Start
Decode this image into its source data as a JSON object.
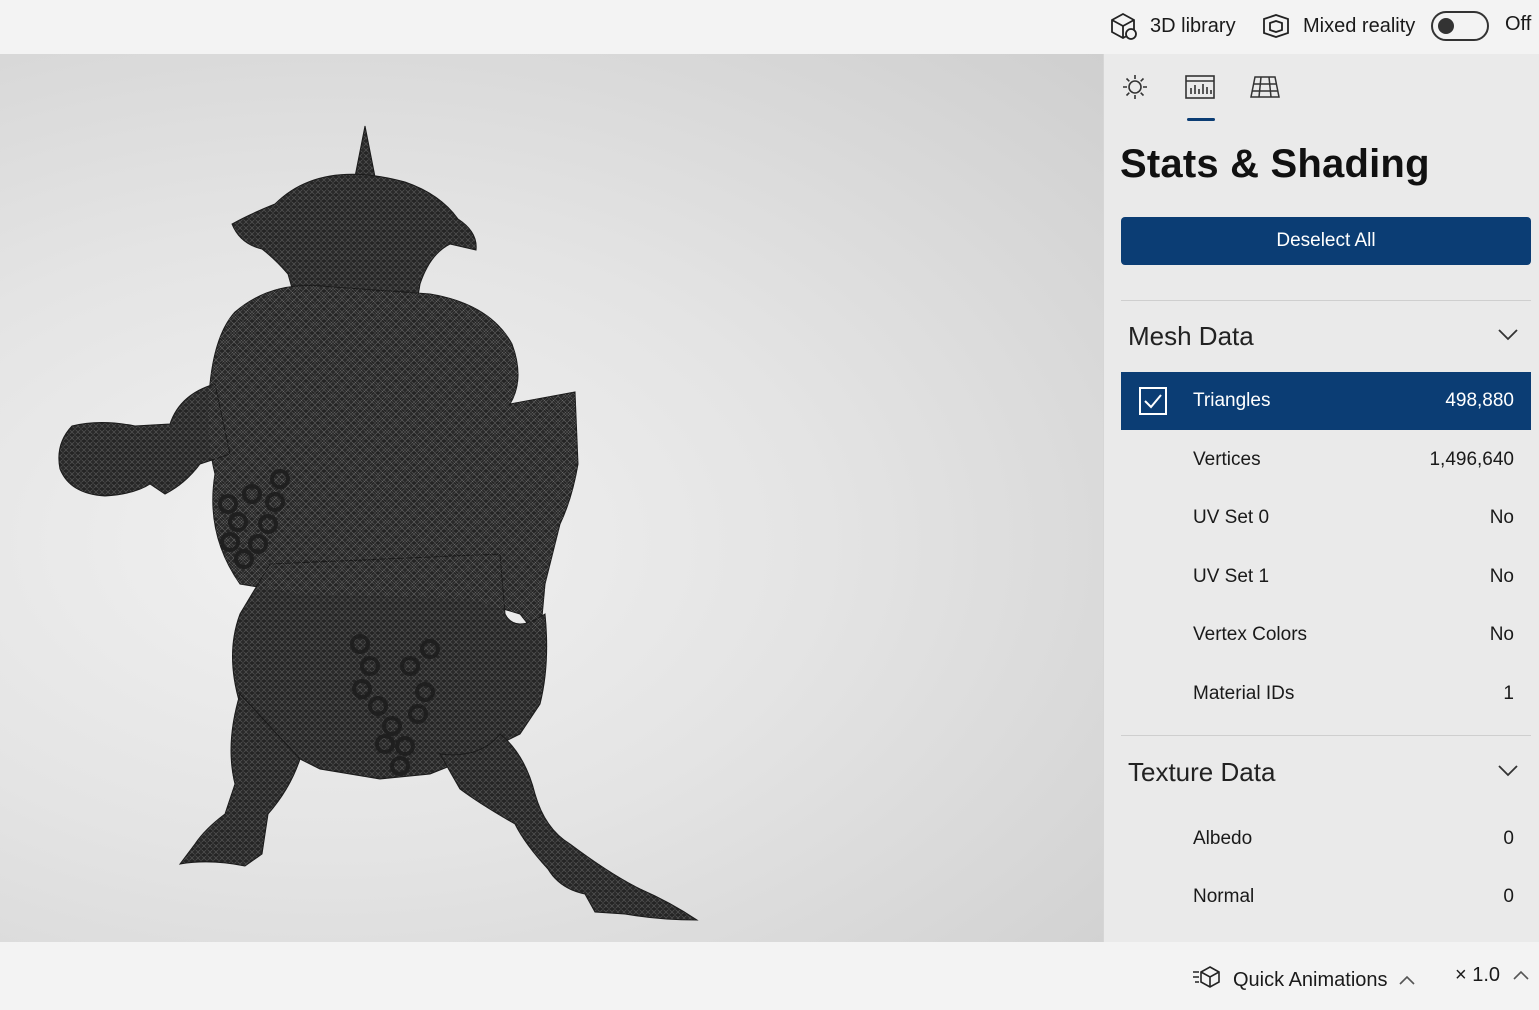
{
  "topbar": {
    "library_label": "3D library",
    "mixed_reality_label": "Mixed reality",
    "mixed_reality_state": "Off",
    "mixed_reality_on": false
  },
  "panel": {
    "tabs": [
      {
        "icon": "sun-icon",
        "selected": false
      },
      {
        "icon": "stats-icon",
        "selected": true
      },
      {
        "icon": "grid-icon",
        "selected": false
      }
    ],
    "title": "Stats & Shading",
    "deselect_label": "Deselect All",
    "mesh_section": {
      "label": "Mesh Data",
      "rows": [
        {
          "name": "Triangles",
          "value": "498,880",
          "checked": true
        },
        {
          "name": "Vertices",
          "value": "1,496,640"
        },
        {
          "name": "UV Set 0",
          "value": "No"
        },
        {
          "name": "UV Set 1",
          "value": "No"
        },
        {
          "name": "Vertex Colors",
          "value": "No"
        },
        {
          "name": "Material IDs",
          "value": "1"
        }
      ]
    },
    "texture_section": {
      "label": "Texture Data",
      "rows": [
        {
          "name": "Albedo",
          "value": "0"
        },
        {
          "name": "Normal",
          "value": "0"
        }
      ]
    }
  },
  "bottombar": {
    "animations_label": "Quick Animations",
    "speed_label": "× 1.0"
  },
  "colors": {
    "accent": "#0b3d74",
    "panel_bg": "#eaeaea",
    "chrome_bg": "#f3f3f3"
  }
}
End
__WHAT YOU SHOULD DO__
Return the whole listing, word for word, and leave out every picture.

__SOLUTION__
Decode this image into its source data as a JSON object.
{
  "topbar": {
    "library_label": "3D library",
    "mixed_reality_label": "Mixed reality",
    "mixed_reality_state": "Off",
    "mixed_reality_on": false
  },
  "panel": {
    "tabs": [
      {
        "icon": "sun-icon",
        "selected": false
      },
      {
        "icon": "stats-icon",
        "selected": true
      },
      {
        "icon": "grid-icon",
        "selected": false
      }
    ],
    "title": "Stats & Shading",
    "deselect_label": "Deselect All",
    "mesh_section": {
      "label": "Mesh Data",
      "rows": [
        {
          "name": "Triangles",
          "value": "498,880",
          "checked": true
        },
        {
          "name": "Vertices",
          "value": "1,496,640"
        },
        {
          "name": "UV Set 0",
          "value": "No"
        },
        {
          "name": "UV Set 1",
          "value": "No"
        },
        {
          "name": "Vertex Colors",
          "value": "No"
        },
        {
          "name": "Material IDs",
          "value": "1"
        }
      ]
    },
    "texture_section": {
      "label": "Texture Data",
      "rows": [
        {
          "name": "Albedo",
          "value": "0"
        },
        {
          "name": "Normal",
          "value": "0"
        }
      ]
    }
  },
  "bottombar": {
    "animations_label": "Quick Animations",
    "speed_label": "× 1.0"
  },
  "colors": {
    "accent": "#0b3d74",
    "panel_bg": "#eaeaea",
    "chrome_bg": "#f3f3f3"
  }
}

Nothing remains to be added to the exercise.